Problem: Locate the line containing "Transcribe the text in this document." in the material below; repeat it and every line after it, exactly as written.

>> Start Data entries

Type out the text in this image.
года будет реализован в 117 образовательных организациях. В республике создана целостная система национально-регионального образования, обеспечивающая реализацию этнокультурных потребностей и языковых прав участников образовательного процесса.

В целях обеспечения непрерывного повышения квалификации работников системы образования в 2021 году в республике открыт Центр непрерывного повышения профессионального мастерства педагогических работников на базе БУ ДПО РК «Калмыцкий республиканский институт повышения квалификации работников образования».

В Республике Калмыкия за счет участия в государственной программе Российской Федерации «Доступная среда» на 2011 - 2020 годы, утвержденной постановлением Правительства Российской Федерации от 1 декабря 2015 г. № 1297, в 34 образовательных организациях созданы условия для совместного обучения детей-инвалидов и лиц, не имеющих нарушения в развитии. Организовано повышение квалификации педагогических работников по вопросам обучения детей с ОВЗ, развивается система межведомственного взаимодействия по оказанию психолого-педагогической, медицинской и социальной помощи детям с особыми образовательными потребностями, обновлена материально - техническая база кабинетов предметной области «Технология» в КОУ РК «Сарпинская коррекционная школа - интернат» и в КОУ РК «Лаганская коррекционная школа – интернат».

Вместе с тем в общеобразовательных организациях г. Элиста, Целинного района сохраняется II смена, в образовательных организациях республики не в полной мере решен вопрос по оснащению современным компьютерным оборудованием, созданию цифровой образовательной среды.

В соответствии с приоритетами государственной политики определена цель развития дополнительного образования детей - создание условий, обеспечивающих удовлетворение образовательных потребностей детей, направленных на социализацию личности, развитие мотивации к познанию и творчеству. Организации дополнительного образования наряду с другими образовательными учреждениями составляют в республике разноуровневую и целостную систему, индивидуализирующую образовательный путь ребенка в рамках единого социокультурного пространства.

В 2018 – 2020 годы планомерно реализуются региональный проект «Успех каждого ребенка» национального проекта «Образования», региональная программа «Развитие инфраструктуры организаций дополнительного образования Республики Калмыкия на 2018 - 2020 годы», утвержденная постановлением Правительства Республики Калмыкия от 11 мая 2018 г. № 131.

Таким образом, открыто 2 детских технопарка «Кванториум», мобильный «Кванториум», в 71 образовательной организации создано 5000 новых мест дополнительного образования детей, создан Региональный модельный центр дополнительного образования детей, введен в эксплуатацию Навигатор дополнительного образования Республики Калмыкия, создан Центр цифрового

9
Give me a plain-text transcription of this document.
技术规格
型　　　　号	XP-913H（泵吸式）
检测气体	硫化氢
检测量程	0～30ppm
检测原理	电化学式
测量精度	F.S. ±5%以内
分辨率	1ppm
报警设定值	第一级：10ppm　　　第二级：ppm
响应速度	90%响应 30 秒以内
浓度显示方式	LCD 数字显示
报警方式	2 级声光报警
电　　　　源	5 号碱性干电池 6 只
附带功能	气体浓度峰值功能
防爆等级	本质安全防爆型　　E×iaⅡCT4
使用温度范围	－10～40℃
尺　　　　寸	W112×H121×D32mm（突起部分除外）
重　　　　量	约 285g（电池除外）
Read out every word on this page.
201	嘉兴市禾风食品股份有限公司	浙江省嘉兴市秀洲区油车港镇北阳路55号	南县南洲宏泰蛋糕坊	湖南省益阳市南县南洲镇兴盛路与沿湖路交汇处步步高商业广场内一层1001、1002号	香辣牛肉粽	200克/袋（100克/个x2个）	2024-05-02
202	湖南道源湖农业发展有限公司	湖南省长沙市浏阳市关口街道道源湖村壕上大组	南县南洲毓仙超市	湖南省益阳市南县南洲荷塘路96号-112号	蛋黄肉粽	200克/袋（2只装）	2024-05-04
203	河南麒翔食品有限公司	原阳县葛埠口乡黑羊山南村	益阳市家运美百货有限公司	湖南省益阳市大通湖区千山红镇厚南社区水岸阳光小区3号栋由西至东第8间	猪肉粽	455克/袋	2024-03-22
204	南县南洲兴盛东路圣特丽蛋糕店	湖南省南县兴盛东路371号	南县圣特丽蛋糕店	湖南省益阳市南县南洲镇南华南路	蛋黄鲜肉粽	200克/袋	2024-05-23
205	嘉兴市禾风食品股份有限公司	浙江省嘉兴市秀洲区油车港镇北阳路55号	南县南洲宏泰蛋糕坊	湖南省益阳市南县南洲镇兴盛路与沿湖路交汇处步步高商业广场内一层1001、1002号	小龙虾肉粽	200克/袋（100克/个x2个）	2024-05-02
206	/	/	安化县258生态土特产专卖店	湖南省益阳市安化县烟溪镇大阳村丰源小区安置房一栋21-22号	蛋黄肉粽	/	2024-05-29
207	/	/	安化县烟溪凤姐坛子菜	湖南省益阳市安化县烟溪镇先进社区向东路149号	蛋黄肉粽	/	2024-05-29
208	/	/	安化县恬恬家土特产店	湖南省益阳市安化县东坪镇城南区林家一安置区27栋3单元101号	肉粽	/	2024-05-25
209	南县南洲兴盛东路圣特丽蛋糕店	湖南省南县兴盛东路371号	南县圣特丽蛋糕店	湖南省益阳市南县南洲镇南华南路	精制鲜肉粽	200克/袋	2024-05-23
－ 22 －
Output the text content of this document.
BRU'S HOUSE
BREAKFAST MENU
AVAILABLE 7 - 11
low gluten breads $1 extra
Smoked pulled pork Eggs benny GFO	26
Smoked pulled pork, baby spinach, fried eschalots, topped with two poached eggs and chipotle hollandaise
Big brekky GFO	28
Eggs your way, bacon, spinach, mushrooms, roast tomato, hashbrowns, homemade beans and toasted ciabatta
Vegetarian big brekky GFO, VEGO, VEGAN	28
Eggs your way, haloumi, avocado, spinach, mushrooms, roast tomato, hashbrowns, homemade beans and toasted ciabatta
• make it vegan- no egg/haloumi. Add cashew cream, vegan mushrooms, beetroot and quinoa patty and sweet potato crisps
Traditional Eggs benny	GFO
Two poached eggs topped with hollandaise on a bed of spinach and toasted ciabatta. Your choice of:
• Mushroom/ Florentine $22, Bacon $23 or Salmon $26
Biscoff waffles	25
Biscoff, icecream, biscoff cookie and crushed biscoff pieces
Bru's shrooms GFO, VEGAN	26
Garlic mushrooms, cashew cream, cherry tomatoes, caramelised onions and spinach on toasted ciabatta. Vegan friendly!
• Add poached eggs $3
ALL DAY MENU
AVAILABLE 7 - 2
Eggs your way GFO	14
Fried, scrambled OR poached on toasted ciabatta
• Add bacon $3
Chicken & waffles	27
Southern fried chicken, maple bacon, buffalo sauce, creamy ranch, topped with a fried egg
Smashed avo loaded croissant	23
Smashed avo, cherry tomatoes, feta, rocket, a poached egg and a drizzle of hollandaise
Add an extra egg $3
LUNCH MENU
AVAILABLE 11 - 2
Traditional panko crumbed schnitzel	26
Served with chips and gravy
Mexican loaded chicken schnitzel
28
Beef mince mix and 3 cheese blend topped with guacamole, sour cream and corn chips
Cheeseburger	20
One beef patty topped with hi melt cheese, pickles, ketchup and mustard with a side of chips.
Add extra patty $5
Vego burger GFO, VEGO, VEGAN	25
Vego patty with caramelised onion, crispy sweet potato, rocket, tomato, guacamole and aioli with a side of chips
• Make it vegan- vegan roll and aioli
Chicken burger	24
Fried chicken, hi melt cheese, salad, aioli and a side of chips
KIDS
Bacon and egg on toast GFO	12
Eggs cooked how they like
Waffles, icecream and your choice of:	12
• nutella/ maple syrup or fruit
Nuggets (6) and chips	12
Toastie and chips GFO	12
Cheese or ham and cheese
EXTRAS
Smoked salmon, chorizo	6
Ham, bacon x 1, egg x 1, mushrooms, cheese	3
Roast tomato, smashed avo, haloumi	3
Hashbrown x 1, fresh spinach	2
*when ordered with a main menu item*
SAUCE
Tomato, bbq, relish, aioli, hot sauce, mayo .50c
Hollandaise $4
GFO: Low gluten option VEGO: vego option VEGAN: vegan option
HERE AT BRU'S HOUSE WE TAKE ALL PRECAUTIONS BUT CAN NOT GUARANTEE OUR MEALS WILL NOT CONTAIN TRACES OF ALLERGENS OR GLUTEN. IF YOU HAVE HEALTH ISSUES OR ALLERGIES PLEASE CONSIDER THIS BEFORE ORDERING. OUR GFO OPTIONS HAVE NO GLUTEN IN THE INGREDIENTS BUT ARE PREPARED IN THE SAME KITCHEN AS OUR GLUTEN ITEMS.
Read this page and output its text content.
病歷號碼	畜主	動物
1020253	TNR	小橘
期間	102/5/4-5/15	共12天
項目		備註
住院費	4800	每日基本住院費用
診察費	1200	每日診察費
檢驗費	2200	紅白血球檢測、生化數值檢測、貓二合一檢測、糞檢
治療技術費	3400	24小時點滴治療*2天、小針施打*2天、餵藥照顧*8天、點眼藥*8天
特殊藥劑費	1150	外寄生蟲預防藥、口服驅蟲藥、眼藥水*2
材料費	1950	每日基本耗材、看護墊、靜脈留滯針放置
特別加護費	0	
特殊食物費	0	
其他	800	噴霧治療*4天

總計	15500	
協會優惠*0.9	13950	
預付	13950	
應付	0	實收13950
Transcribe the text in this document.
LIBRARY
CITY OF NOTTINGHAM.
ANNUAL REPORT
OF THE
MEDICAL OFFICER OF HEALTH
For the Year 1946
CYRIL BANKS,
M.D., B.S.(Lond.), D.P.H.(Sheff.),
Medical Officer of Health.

>> End Data entries

Written response:
Transcribe the text in this document.
LIBRARY
CITY OF NOTTINGHAM.
ANNUAL REPORT
OF THE
MEDICAL OFFICER OF HEALTH
For the Year 1946
CYRIL BANKS,
M.D., B.S.(Lond.), D.P.H.(Sheff.),
Medical Officer of Health.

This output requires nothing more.